═════ The data ═════

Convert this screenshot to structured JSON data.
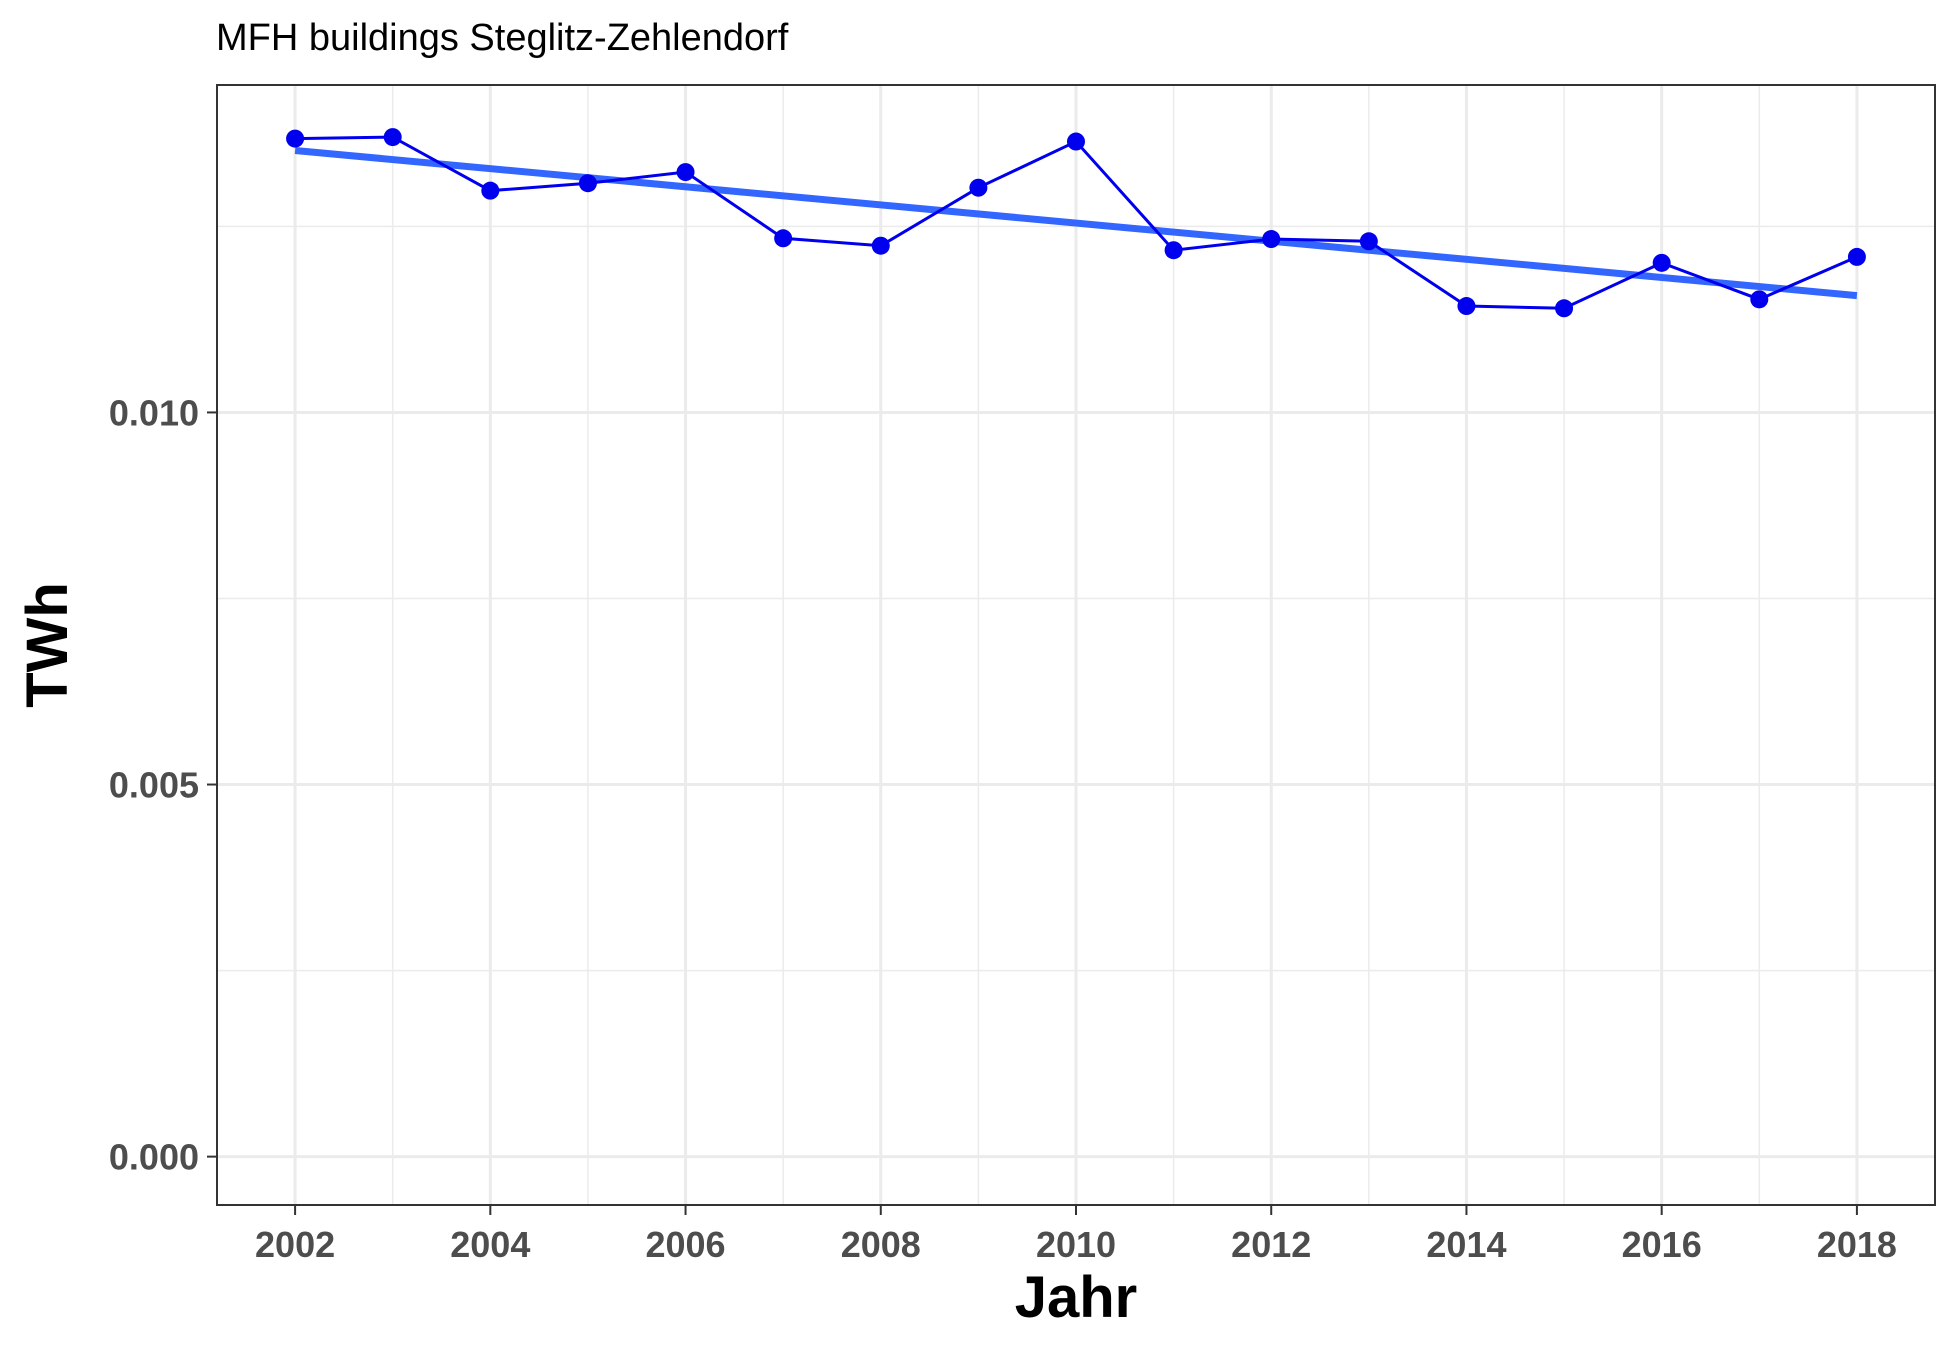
{
  "chart_data": {
    "type": "line",
    "title": "MFH buildings Steglitz-Zehlendorf",
    "xlabel": "Jahr",
    "ylabel": "TWh",
    "xlim": [
      2001.2,
      2018.8
    ],
    "ylim": [
      -0.00065,
      0.0144
    ],
    "x_ticks": [
      2002,
      2004,
      2006,
      2008,
      2010,
      2012,
      2014,
      2016,
      2018
    ],
    "x_tick_labels": [
      "2002",
      "2004",
      "2006",
      "2008",
      "2010",
      "2012",
      "2014",
      "2016",
      "2018"
    ],
    "y_ticks": [
      0.0,
      0.005,
      0.01
    ],
    "y_tick_labels": [
      "0.000",
      "0.005",
      "0.010"
    ],
    "grid": true,
    "series": [
      {
        "color": "#0000ee",
        "x": [
          2002,
          2003,
          2004,
          2005,
          2006,
          2007,
          2008,
          2009,
          2010,
          2011,
          2012,
          2013,
          2014,
          2015,
          2016,
          2017,
          2018
        ],
        "values": [
          0.01368,
          0.0137,
          0.01298,
          0.01308,
          0.01323,
          0.01234,
          0.01224,
          0.01302,
          0.01364,
          0.01218,
          0.01233,
          0.0123,
          0.01143,
          0.0114,
          0.01201,
          0.01152,
          0.01209
        ]
      }
    ],
    "trend_line": {
      "color": "#3366ff",
      "x": [
        2002,
        2018
      ],
      "values": [
        0.01352,
        0.01157
      ]
    }
  }
}
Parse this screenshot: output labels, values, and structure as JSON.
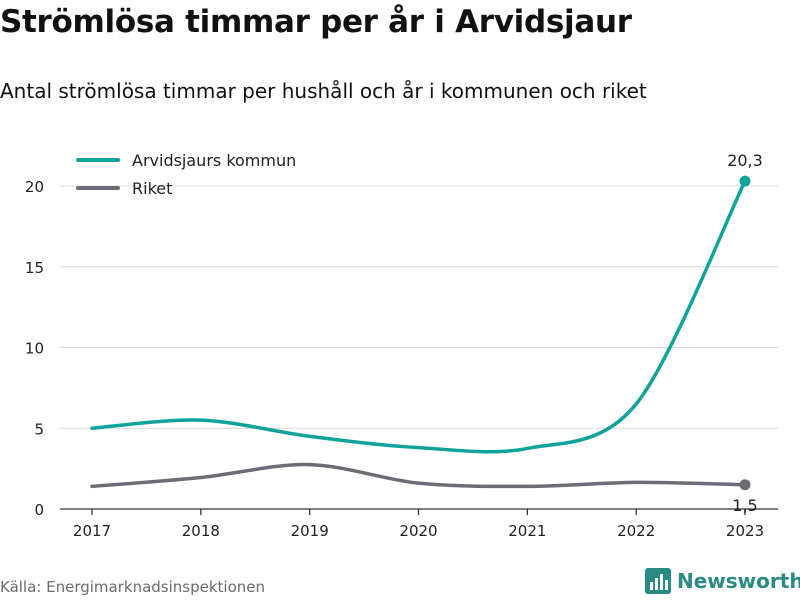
{
  "title": "Strömlösa timmar per år i Arvidsjaur",
  "subtitle": "Antal strömlösa timmar per hushåll och år i kommunen och riket",
  "source": "Källa: Energimarknadsinspektionen",
  "brand": {
    "name": "Newsworthy",
    "logo_icon": "bar-chart-logo-icon",
    "color": "#2a8a84"
  },
  "chart_data": {
    "type": "line",
    "title": "Strömlösa timmar per år i Arvidsjaur",
    "subtitle": "Antal strömlösa timmar per hushåll och år i kommunen och riket",
    "xlabel": "",
    "ylabel": "",
    "categories": [
      "2017",
      "2018",
      "2019",
      "2020",
      "2021",
      "2022",
      "2023"
    ],
    "ylim": [
      0,
      20
    ],
    "yticks": [
      "0",
      "5",
      "10",
      "15",
      "20"
    ],
    "grid": true,
    "legend_position": "top-left",
    "series": [
      {
        "name": "Arvidsjaurs kommun",
        "color": "#0fa399",
        "values": [
          5.0,
          5.5,
          4.5,
          3.8,
          3.75,
          6.5,
          20.3
        ],
        "end_label": "20,3"
      },
      {
        "name": "Riket",
        "color": "#6d6c75",
        "values": [
          1.4,
          1.95,
          2.75,
          1.6,
          1.4,
          1.65,
          1.5
        ],
        "end_label": "1,5"
      }
    ]
  }
}
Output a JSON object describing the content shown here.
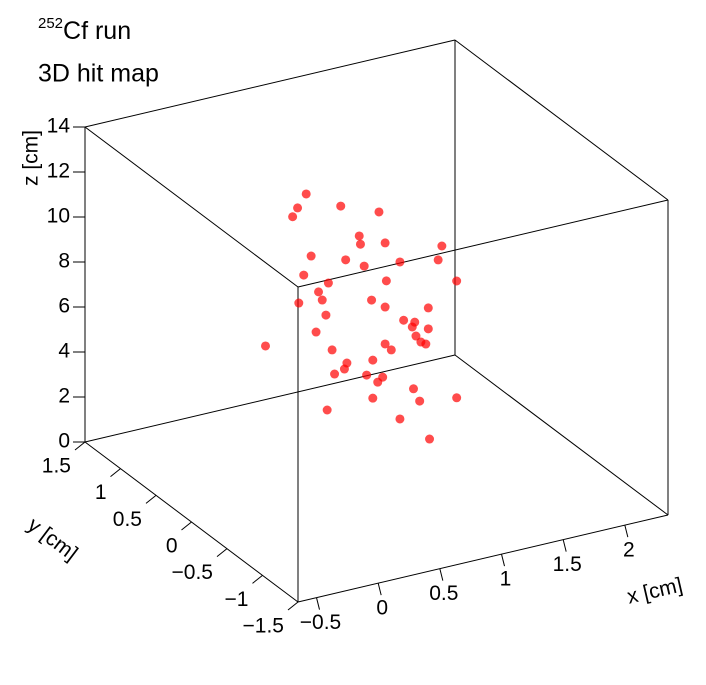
{
  "chart_data": {
    "type": "scatter3d",
    "title_isotope": "252",
    "title": "Cf run",
    "subtitle": "3D hit map",
    "x_label": "x [cm]",
    "y_label": "y [cm]",
    "z_label": "z [cm]",
    "color": "#ff0000",
    "xlim": [
      -0.65,
      2.35
    ],
    "ylim": [
      -1.5,
      1.5
    ],
    "zlim": [
      0,
      14
    ],
    "xticks": [
      {
        "value": -0.5,
        "label": "−0.5"
      },
      0,
      0.5,
      1,
      1.5,
      2
    ],
    "yticks": [
      {
        "value": -1.5,
        "label": "−1.5"
      },
      {
        "value": -1,
        "label": "−1"
      },
      {
        "value": -0.5,
        "label": "−0.5"
      },
      0,
      0.5,
      1,
      1.5
    ],
    "zticks": [
      0,
      2,
      4,
      6,
      8,
      10,
      12,
      14
    ],
    "x": [
      0.28,
      0.21,
      0.17,
      0.56,
      0.87,
      0.71,
      0.72,
      0.92,
      0.32,
      0.6,
      0.75,
      1.04,
      1.38,
      1.35,
      0.26,
      0.46,
      0.93,
      1.5,
      0.38,
      0.41,
      0.22,
      0.81,
      0.92,
      1.27,
      0.44,
      1.07,
      1.16,
      1.14,
      1.27,
      0.36,
      1.17,
      1.21,
      1.25,
      0.92,
      0.97,
      -0.05,
      0.49,
      0.82,
      0.61,
      0.59,
      0.51,
      0.77,
      0.9,
      0.86,
      1.15,
      0.82,
      1.2,
      1.5,
      0.45,
      1.04,
      1.28
    ],
    "y": [
      0,
      0,
      0,
      0,
      0,
      0,
      0,
      0,
      0,
      0,
      0,
      0,
      0,
      0,
      0,
      0,
      0,
      0,
      0,
      0,
      0,
      0,
      0,
      0,
      0,
      0,
      0,
      0,
      0,
      0,
      0,
      0,
      0,
      0,
      0,
      0,
      0,
      0,
      0,
      0,
      0,
      0,
      0,
      0,
      0,
      0,
      0,
      0,
      0,
      0,
      0
    ],
    "z": [
      13.38,
      12.85,
      12.51,
      12.48,
      11.82,
      10.96,
      10.58,
      10.38,
      10.57,
      10.04,
      9.57,
      9.38,
      9.65,
      9.07,
      9.8,
      9.19,
      8.68,
      7.94,
      8.9,
      8.5,
      8.61,
      7.98,
      7.53,
      7.04,
      7.79,
      6.75,
      6.55,
      6.36,
      6.11,
      7.14,
      5.92,
      5.6,
      5.46,
      5.89,
      5.56,
      7.05,
      6.18,
      5.3,
      5.44,
      5.2,
      5.08,
      4.7,
      4.44,
      4.27,
      3.6,
      3.61,
      2.99,
      2.75,
      3.56,
      2.4,
      1.2
    ]
  }
}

═════

Quote the material in full and exactly; do not carry over its pictures.

Answer in full:
Convert this screenshot to structured JSON data.
{
  "chart_data": {
    "type": "line",
    "title": "MFH buildings Steglitz-Zehlendorf",
    "xlabel": "Jahr",
    "ylabel": "TWh",
    "xlim": [
      2001.2,
      2018.8
    ],
    "ylim": [
      -0.00065,
      0.0144
    ],
    "x_ticks": [
      2002,
      2004,
      2006,
      2008,
      2010,
      2012,
      2014,
      2016,
      2018
    ],
    "x_tick_labels": [
      "2002",
      "2004",
      "2006",
      "2008",
      "2010",
      "2012",
      "2014",
      "2016",
      "2018"
    ],
    "y_ticks": [
      0.0,
      0.005,
      0.01
    ],
    "y_tick_labels": [
      "0.000",
      "0.005",
      "0.010"
    ],
    "grid": true,
    "series": [
      {
        "color": "#0000ee",
        "x": [
          2002,
          2003,
          2004,
          2005,
          2006,
          2007,
          2008,
          2009,
          2010,
          2011,
          2012,
          2013,
          2014,
          2015,
          2016,
          2017,
          2018
        ],
        "values": [
          0.01368,
          0.0137,
          0.01298,
          0.01308,
          0.01323,
          0.01234,
          0.01224,
          0.01302,
          0.01364,
          0.01218,
          0.01233,
          0.0123,
          0.01143,
          0.0114,
          0.01201,
          0.01152,
          0.01209
        ]
      }
    ],
    "trend_line": {
      "color": "#3366ff",
      "x": [
        2002,
        2018
      ],
      "values": [
        0.01352,
        0.01157
      ]
    }
  }
}
Parse this screenshot: output labels, values, and structure as JSON.
{
  "title": "Strömlösa timmar per år i Arvidsjaur",
  "subtitle": "Antal strömlösa timmar per hushåll och år i kommunen och riket",
  "source": "Källa: Energimarknadsinspektionen",
  "brand": {
    "name": "Newsworthy",
    "logo_icon": "bar-chart-logo-icon",
    "color": "#2a8a84"
  },
  "chart_data": {
    "type": "line",
    "title": "Strömlösa timmar per år i Arvidsjaur",
    "subtitle": "Antal strömlösa timmar per hushåll och år i kommunen och riket",
    "xlabel": "",
    "ylabel": "",
    "categories": [
      "2017",
      "2018",
      "2019",
      "2020",
      "2021",
      "2022",
      "2023"
    ],
    "ylim": [
      0,
      20
    ],
    "yticks": [
      "0",
      "5",
      "10",
      "15",
      "20"
    ],
    "grid": true,
    "legend_position": "top-left",
    "series": [
      {
        "name": "Arvidsjaurs kommun",
        "color": "#0fa399",
        "values": [
          5.0,
          5.5,
          4.5,
          3.8,
          3.75,
          6.5,
          20.3
        ],
        "end_label": "20,3"
      },
      {
        "name": "Riket",
        "color": "#6d6c75",
        "values": [
          1.4,
          1.95,
          2.75,
          1.6,
          1.4,
          1.65,
          1.5
        ],
        "end_label": "1,5"
      }
    ]
  }
}
Output a JSON object describing the content shown here.
{
  "chart_data": {
    "type": "scatter3d",
    "title_isotope": "252",
    "title": "Cf run",
    "subtitle": "3D hit map",
    "x_label": "x [cm]",
    "y_label": "y [cm]",
    "z_label": "z [cm]",
    "color": "#ff0000",
    "xlim": [
      -0.65,
      2.35
    ],
    "ylim": [
      -1.5,
      1.5
    ],
    "zlim": [
      0,
      14
    ],
    "xticks": [
      {
        "value": -0.5,
        "label": "−0.5"
      },
      0,
      0.5,
      1,
      1.5,
      2
    ],
    "yticks": [
      {
        "value": -1.5,
        "label": "−1.5"
      },
      {
        "value": -1,
        "label": "−1"
      },
      {
        "value": -0.5,
        "label": "−0.5"
      },
      0,
      0.5,
      1,
      1.5
    ],
    "zticks": [
      0,
      2,
      4,
      6,
      8,
      10,
      12,
      14
    ],
    "x": [
      0.28,
      0.21,
      0.17,
      0.56,
      0.87,
      0.71,
      0.72,
      0.92,
      0.32,
      0.6,
      0.75,
      1.04,
      1.38,
      1.35,
      0.26,
      0.46,
      0.93,
      1.5,
      0.38,
      0.41,
      0.22,
      0.81,
      0.92,
      1.27,
      0.44,
      1.07,
      1.16,
      1.14,
      1.27,
      0.36,
      1.17,
      1.21,
      1.25,
      0.92,
      0.97,
      -0.05,
      0.49,
      0.82,
      0.61,
      0.59,
      0.51,
      0.77,
      0.9,
      0.86,
      1.15,
      0.82,
      1.2,
      1.5,
      0.45,
      1.04,
      1.28
    ],
    "y": [
      0,
      0,
      0,
      0,
      0,
      0,
      0,
      0,
      0,
      0,
      0,
      0,
      0,
      0,
      0,
      0,
      0,
      0,
      0,
      0,
      0,
      0,
      0,
      0,
      0,
      0,
      0,
      0,
      0,
      0,
      0,
      0,
      0,
      0,
      0,
      0,
      0,
      0,
      0,
      0,
      0,
      0,
      0,
      0,
      0,
      0,
      0,
      0,
      0,
      0,
      0
    ],
    "z": [
      13.38,
      12.85,
      12.51,
      12.48,
      11.82,
      10.96,
      10.58,
      10.38,
      10.57,
      10.04,
      9.57,
      9.38,
      9.65,
      9.07,
      9.8,
      9.19,
      8.68,
      7.94,
      8.9,
      8.5,
      8.61,
      7.98,
      7.53,
      7.04,
      7.79,
      6.75,
      6.55,
      6.36,
      6.11,
      7.14,
      5.92,
      5.6,
      5.46,
      5.89,
      5.56,
      7.05,
      6.18,
      5.3,
      5.44,
      5.2,
      5.08,
      4.7,
      4.44,
      4.27,
      3.6,
      3.61,
      2.99,
      2.75,
      3.56,
      2.4,
      1.2
    ]
  }
}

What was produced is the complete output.